SET EXERCISE - From the entries below, count the lines with "name". Write only the count.

Extracted records
+ + +

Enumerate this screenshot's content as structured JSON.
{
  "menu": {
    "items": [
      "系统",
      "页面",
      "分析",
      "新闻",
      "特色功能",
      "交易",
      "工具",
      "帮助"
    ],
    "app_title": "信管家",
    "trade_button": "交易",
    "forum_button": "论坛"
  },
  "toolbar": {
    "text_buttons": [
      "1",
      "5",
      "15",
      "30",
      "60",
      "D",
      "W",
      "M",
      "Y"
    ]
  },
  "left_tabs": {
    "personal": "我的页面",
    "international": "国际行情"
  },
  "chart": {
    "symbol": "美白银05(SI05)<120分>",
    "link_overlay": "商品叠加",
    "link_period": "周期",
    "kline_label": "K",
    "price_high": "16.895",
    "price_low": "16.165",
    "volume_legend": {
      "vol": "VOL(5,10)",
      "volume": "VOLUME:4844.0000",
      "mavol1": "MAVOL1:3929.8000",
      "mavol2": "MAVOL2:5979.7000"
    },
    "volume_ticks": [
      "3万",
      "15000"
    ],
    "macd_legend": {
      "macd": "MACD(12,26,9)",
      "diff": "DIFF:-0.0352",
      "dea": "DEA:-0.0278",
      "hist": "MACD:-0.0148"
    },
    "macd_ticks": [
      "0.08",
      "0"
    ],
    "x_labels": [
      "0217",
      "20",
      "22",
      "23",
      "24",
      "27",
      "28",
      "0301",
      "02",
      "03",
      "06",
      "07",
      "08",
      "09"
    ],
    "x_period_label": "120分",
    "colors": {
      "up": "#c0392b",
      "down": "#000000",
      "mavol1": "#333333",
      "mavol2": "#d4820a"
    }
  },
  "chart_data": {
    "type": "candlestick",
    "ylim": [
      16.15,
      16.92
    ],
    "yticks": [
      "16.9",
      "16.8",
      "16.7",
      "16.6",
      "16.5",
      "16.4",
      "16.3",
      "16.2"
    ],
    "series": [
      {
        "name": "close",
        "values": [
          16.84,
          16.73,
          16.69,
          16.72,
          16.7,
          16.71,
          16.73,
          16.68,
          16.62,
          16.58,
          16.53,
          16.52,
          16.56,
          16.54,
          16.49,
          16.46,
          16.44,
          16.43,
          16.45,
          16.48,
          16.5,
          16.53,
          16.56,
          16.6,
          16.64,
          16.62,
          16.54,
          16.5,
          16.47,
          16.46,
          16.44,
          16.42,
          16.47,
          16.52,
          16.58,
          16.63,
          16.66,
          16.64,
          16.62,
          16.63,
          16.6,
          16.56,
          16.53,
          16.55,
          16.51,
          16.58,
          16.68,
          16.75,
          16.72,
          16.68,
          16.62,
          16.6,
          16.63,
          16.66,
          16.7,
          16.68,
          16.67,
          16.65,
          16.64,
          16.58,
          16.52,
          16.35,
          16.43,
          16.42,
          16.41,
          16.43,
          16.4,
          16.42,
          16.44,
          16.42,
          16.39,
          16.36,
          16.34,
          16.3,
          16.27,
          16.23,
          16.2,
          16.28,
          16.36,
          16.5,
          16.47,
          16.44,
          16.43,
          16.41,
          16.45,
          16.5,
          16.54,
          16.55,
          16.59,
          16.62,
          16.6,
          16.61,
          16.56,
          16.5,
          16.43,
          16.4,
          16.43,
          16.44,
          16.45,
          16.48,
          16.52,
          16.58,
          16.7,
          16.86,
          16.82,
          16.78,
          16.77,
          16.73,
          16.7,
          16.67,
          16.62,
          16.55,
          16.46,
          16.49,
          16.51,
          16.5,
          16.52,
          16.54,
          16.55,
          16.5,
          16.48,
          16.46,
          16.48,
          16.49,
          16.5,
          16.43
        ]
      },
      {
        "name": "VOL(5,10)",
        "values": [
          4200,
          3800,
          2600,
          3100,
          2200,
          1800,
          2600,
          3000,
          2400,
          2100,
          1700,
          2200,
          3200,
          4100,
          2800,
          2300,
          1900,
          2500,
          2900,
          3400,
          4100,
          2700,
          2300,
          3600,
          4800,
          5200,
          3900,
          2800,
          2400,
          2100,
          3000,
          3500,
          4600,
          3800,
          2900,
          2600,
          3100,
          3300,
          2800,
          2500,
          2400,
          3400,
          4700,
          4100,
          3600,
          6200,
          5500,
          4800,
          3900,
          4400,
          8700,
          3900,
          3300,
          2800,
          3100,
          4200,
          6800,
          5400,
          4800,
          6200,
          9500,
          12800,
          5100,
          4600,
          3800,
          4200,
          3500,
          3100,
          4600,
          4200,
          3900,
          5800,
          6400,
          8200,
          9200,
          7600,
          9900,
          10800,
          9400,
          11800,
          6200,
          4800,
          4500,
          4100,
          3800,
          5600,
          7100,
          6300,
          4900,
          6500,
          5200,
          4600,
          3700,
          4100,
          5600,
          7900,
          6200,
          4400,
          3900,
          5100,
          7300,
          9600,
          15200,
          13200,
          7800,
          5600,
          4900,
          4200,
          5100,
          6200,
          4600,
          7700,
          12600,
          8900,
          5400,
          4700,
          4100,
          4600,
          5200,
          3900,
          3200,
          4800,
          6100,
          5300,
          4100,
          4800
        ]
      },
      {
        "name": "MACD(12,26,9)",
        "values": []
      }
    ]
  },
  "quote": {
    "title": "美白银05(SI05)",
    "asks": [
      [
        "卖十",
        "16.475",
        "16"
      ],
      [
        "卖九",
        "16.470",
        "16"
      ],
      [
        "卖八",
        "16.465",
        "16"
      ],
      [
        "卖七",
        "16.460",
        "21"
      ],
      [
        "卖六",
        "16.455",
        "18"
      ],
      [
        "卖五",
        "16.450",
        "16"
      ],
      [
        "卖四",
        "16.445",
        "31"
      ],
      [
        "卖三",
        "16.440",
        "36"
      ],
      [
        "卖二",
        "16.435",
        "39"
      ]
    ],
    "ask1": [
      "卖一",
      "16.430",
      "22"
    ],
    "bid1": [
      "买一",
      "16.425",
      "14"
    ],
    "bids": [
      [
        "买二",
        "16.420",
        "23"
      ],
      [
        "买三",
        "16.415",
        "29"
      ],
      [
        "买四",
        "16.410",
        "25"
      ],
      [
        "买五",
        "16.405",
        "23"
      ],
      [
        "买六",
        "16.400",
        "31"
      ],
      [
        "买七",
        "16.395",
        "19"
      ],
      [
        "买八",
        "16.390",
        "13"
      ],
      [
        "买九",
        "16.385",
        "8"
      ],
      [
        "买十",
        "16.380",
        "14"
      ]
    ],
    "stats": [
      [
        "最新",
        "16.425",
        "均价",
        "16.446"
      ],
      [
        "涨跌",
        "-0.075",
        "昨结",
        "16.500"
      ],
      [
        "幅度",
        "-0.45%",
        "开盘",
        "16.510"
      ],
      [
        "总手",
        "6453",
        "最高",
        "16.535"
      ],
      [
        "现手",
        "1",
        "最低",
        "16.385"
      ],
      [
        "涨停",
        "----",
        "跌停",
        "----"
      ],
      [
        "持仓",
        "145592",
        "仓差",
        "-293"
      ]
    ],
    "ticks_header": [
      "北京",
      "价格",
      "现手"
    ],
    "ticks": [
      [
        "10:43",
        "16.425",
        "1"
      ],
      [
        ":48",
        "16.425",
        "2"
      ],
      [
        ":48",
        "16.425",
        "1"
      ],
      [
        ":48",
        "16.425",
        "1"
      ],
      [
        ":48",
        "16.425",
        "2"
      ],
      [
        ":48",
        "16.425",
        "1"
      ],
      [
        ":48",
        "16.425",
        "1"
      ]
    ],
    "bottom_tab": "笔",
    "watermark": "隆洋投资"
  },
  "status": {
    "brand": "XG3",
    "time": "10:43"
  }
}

+ + +

THE RESPONSE - 3